## Given request
Return all lines below containing the word "text".

## Raw records
◇ ◇ ◇ ◇ ◇

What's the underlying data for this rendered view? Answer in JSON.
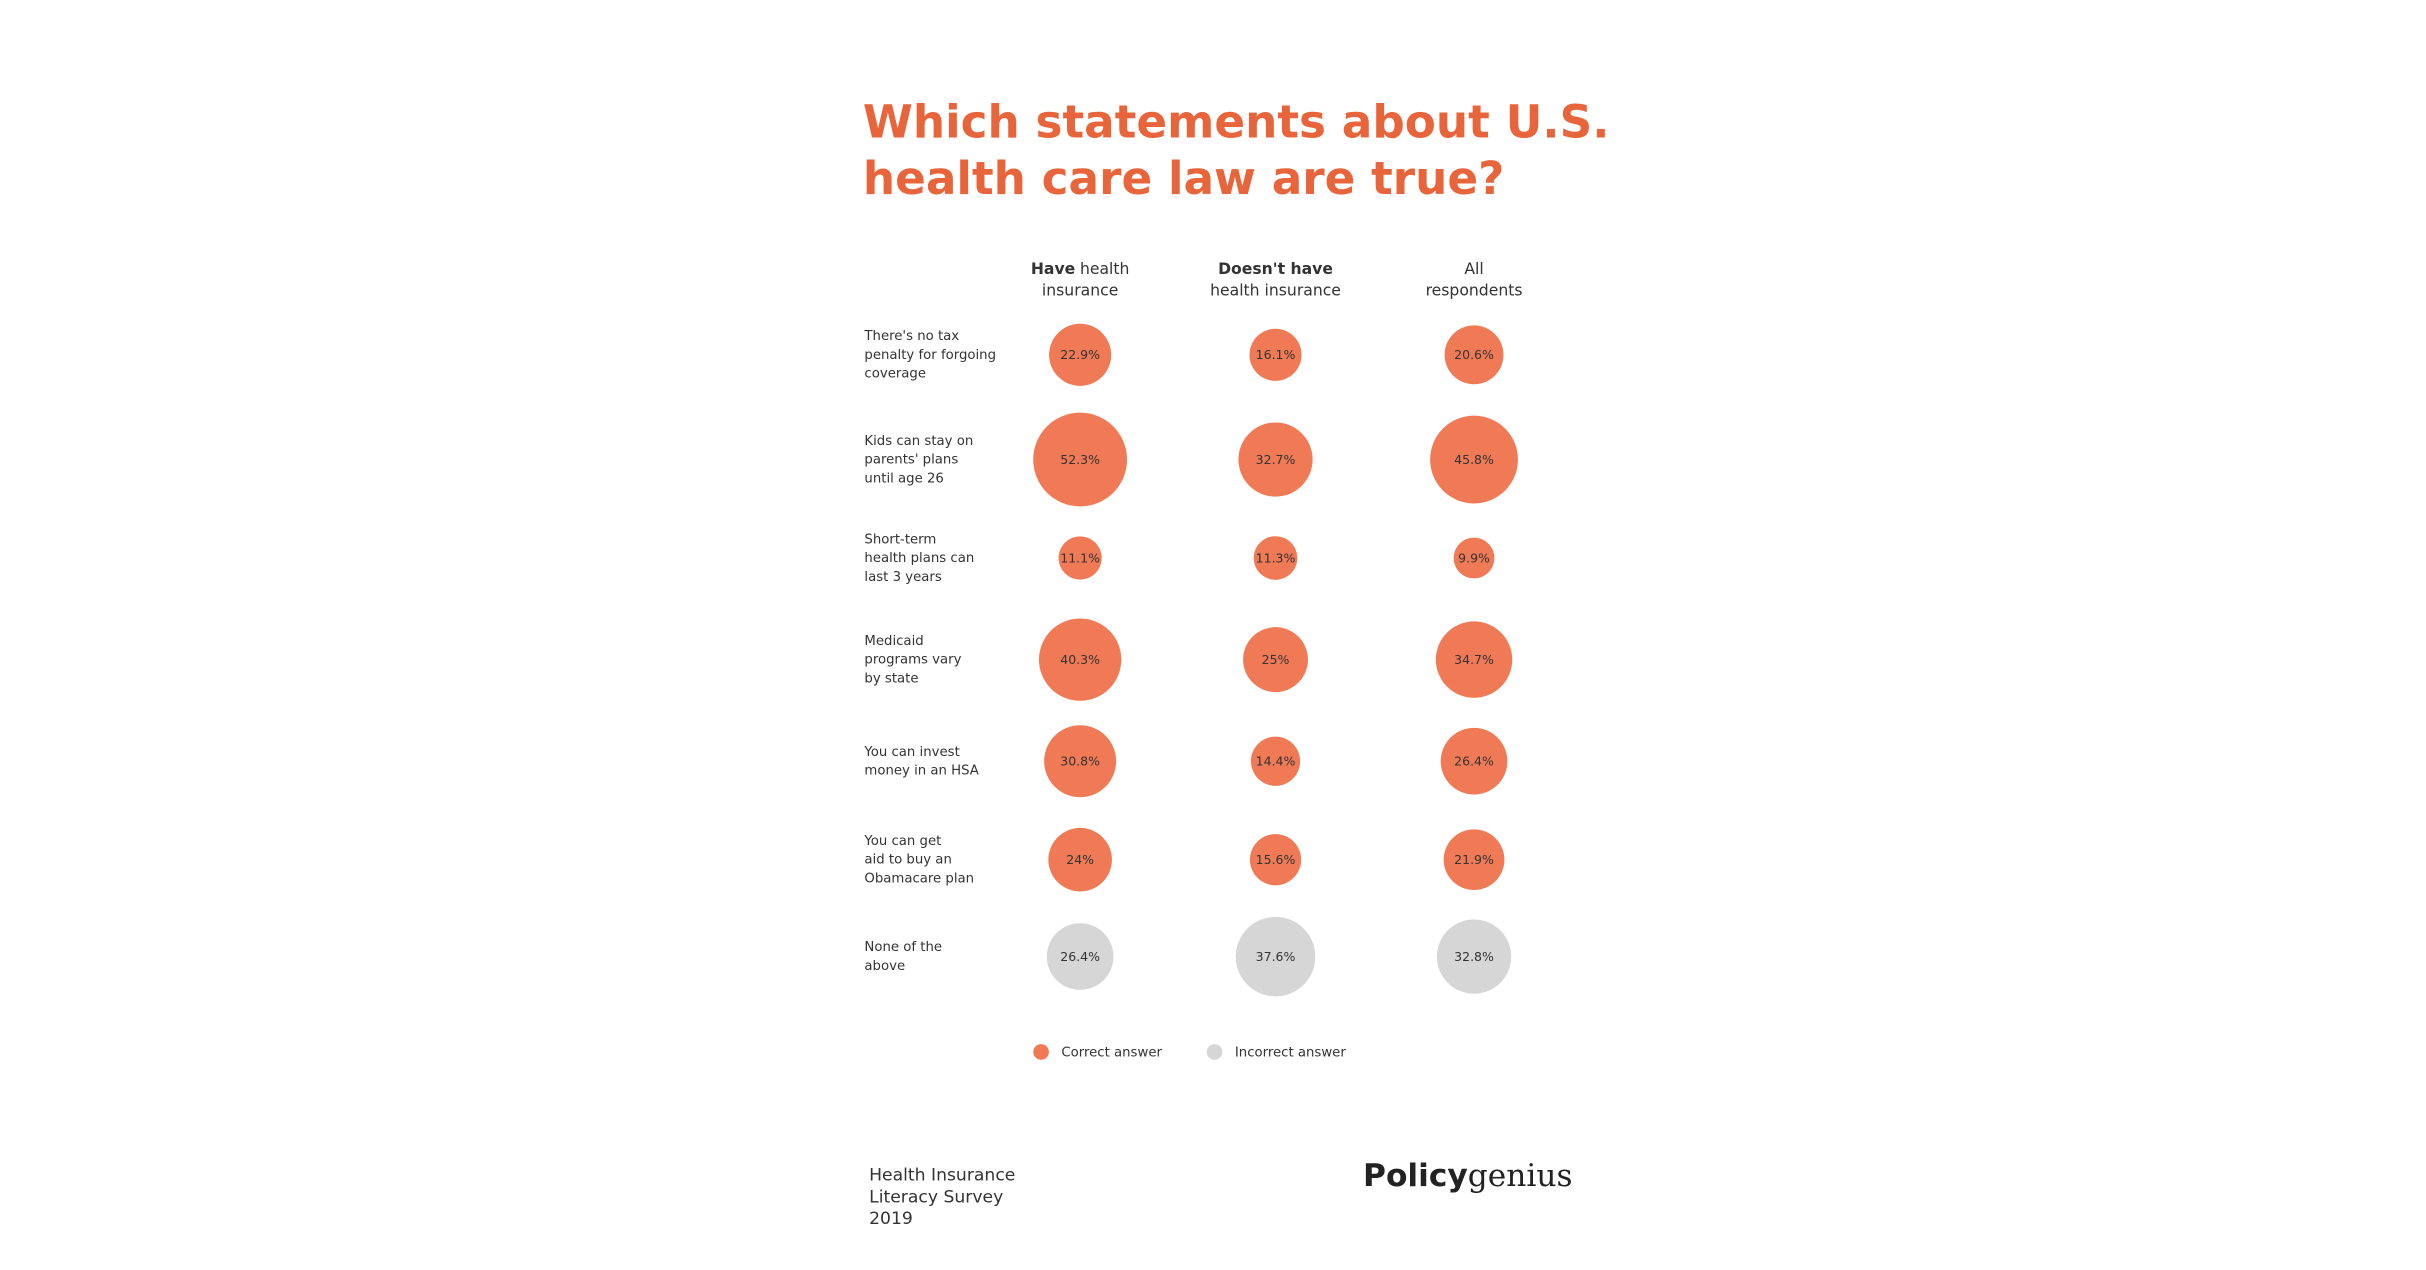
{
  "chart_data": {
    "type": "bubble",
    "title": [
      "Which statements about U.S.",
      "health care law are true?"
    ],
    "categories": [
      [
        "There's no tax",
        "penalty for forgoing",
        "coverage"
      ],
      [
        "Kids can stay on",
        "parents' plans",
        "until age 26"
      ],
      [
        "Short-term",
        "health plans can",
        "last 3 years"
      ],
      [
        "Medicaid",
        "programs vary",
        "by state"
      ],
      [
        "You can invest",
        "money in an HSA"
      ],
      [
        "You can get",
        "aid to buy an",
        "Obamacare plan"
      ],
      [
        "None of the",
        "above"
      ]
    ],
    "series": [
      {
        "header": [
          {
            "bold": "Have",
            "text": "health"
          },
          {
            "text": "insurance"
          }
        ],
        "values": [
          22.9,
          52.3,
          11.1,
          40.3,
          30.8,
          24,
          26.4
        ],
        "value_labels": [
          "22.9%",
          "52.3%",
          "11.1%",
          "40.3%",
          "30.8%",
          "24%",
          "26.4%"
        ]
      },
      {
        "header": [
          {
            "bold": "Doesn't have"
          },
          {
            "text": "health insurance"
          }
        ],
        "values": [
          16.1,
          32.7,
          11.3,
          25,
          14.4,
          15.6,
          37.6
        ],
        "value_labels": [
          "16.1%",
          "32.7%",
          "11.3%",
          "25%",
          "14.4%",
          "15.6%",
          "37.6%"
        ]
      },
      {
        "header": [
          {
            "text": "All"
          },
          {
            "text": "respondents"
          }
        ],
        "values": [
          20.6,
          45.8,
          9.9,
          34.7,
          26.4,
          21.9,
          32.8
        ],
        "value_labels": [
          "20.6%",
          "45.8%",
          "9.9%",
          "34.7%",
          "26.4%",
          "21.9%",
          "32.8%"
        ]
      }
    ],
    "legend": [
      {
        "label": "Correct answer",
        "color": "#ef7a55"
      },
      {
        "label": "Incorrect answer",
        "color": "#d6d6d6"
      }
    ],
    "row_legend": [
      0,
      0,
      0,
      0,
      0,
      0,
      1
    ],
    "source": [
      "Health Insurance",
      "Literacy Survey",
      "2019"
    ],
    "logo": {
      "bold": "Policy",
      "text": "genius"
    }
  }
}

◇ ◇ ◇ ◇ ◇

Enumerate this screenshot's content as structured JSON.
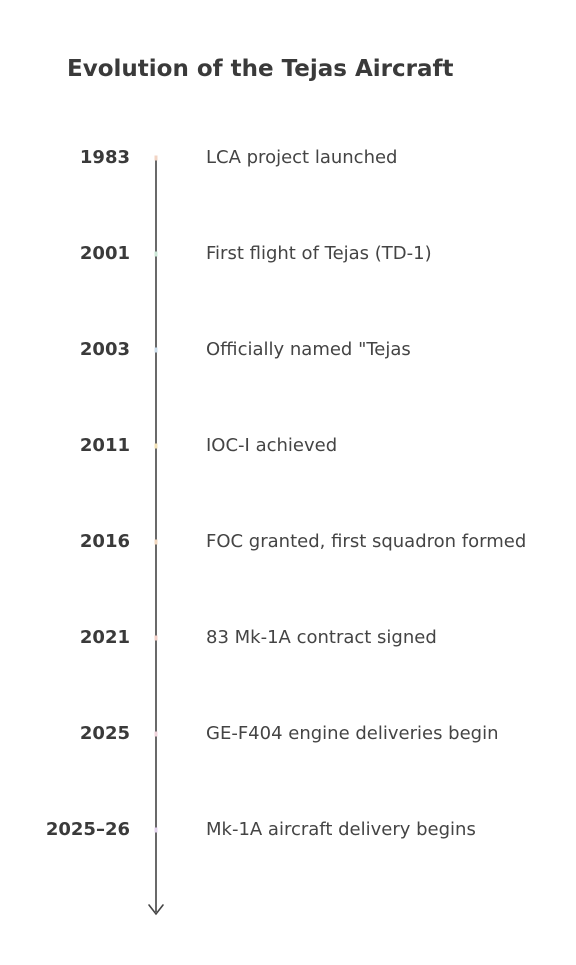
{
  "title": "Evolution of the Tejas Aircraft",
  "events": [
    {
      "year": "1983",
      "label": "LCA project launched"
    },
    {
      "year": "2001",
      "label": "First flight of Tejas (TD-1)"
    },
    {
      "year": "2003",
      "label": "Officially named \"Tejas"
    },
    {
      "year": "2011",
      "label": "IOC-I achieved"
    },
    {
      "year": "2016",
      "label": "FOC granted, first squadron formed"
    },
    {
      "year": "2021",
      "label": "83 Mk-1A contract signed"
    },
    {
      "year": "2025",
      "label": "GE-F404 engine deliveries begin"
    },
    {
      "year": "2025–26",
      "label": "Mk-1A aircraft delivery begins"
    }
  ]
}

◇ ◇ ◇ ◇ ◇

## Result of this task
            "text": "health"
            "text": "insurance"
            "text": "health insurance"
            "text": "All"
            "text": "respondents"
      "text": "genius"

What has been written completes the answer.